REQUIREMENT:
Find the string "закона" in the data, then copy every line where it is found.

ENTRIES SHOWN:
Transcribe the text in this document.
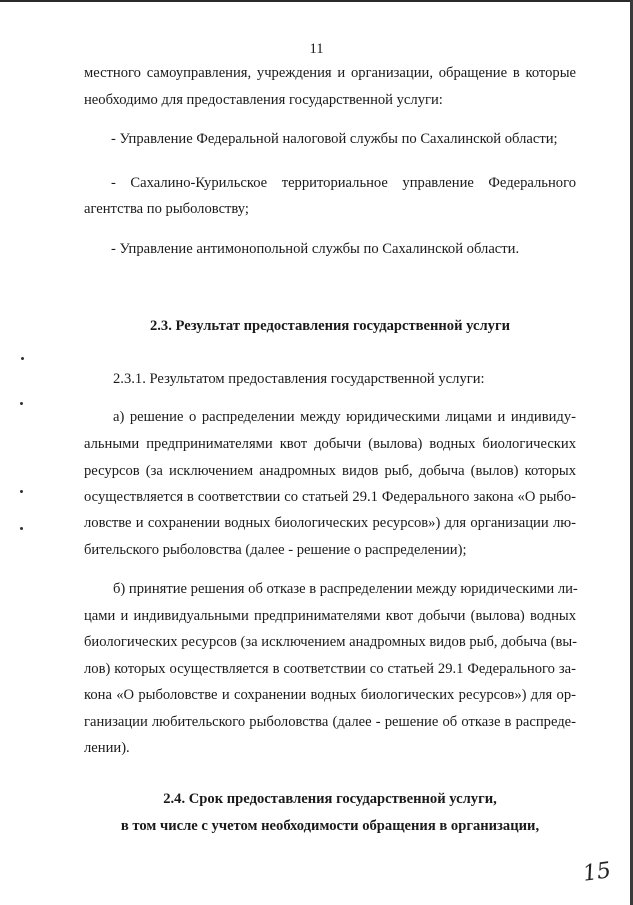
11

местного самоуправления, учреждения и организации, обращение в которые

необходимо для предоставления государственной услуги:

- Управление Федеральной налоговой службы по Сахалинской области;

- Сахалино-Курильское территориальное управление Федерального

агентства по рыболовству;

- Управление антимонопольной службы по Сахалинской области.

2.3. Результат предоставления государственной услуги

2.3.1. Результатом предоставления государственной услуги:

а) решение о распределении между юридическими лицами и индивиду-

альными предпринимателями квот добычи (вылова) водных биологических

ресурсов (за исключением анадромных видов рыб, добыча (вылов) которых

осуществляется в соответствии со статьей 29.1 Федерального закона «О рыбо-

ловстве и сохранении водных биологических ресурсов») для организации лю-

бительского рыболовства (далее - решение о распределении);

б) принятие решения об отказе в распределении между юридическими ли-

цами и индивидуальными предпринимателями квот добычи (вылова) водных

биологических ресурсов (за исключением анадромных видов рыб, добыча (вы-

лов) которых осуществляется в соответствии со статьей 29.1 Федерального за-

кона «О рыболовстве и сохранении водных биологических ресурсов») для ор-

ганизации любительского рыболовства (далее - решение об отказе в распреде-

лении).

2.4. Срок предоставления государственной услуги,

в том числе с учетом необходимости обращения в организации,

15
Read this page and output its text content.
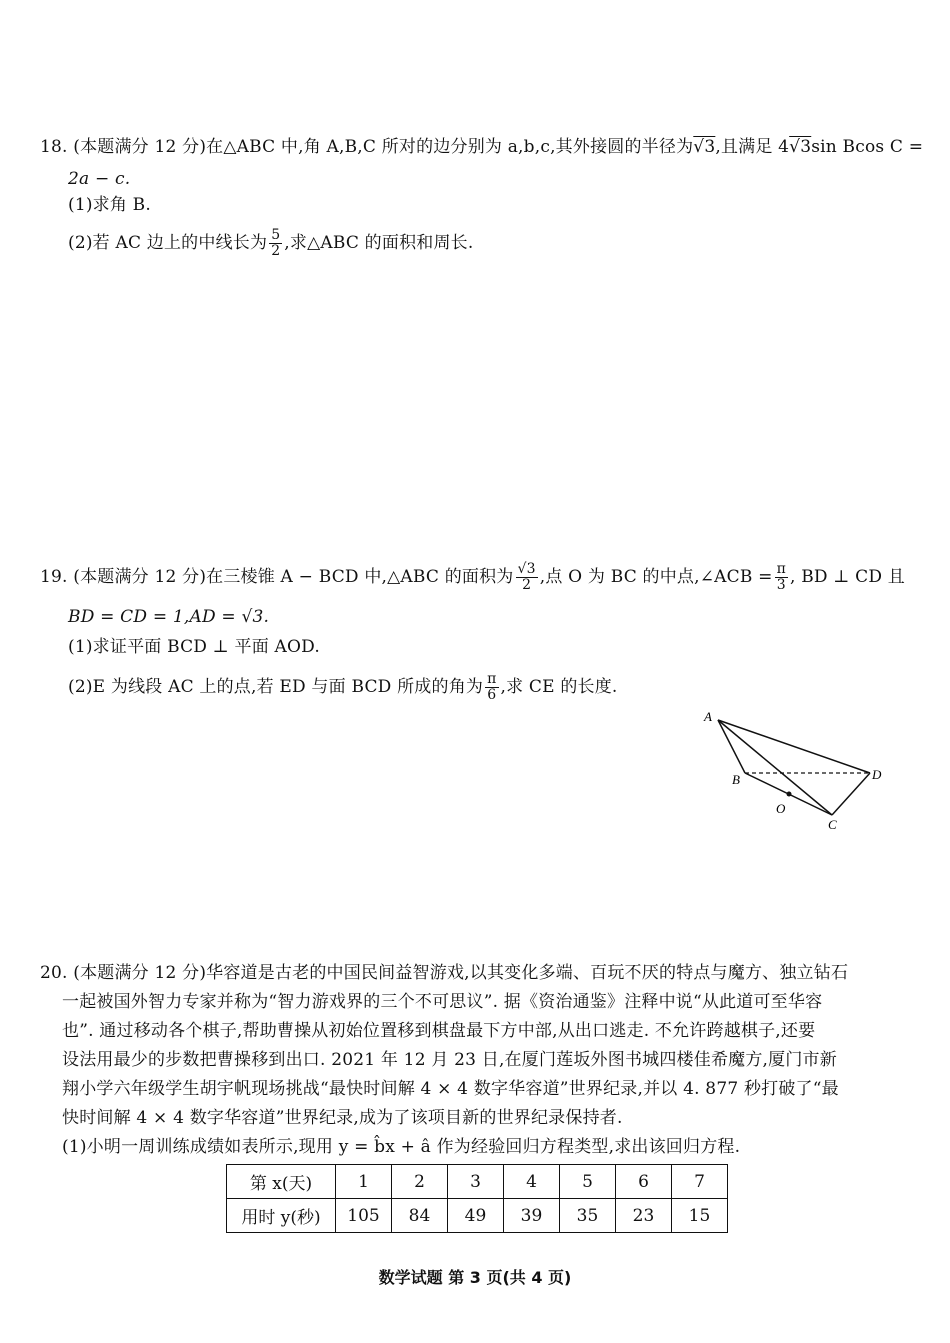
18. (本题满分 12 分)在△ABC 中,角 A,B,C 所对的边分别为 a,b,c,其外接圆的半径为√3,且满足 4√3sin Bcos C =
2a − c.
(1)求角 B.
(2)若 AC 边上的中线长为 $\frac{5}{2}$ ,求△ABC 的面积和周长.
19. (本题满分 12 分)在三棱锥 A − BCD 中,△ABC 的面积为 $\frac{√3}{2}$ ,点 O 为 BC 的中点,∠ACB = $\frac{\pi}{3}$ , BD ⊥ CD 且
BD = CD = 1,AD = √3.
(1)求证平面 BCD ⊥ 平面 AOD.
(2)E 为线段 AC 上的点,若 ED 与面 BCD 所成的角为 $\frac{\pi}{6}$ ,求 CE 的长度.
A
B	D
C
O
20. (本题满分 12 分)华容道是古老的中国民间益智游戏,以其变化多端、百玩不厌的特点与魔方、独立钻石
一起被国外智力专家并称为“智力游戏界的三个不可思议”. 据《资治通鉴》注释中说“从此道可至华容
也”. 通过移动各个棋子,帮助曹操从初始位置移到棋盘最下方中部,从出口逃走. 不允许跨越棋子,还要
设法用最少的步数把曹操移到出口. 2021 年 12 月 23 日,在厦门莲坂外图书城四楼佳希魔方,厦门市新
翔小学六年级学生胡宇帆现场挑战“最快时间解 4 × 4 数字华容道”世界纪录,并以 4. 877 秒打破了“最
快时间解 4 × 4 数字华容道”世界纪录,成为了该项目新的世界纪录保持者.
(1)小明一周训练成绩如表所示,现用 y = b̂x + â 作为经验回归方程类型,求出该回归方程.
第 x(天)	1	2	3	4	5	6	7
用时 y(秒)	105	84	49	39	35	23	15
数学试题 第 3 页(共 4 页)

==

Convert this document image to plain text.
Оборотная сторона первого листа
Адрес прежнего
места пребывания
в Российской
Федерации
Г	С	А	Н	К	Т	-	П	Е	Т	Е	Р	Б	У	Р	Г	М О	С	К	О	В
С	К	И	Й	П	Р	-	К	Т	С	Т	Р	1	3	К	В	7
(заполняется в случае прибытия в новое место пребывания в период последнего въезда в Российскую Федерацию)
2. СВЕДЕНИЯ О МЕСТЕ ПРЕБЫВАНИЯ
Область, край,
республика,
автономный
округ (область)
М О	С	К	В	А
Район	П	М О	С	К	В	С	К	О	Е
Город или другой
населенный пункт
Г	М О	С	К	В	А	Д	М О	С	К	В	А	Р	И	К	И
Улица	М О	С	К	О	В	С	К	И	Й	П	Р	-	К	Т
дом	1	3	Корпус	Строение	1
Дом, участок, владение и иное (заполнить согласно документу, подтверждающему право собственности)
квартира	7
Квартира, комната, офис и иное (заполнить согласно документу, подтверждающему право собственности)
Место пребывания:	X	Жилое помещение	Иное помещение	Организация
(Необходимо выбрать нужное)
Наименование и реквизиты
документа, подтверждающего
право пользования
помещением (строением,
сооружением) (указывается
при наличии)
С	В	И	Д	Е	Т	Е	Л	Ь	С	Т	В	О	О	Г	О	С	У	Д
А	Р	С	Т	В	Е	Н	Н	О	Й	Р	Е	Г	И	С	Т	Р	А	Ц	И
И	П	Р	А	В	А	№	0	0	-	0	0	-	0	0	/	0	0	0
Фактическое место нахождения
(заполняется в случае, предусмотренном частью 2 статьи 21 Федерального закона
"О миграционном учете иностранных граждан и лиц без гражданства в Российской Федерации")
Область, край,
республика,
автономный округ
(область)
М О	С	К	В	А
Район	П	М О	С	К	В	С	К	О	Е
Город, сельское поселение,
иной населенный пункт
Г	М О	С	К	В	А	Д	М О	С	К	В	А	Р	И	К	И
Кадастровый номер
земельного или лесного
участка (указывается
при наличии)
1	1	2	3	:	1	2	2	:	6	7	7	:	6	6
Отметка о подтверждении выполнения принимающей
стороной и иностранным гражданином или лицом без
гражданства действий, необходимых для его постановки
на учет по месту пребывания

EXPECTED OUTPUT:
осуществляется в соответствии со статьей 29.1 Федерального закона «О рыбо-
(заполняется в случае, предусмотренном частью 2 статьи 21 Федерального закона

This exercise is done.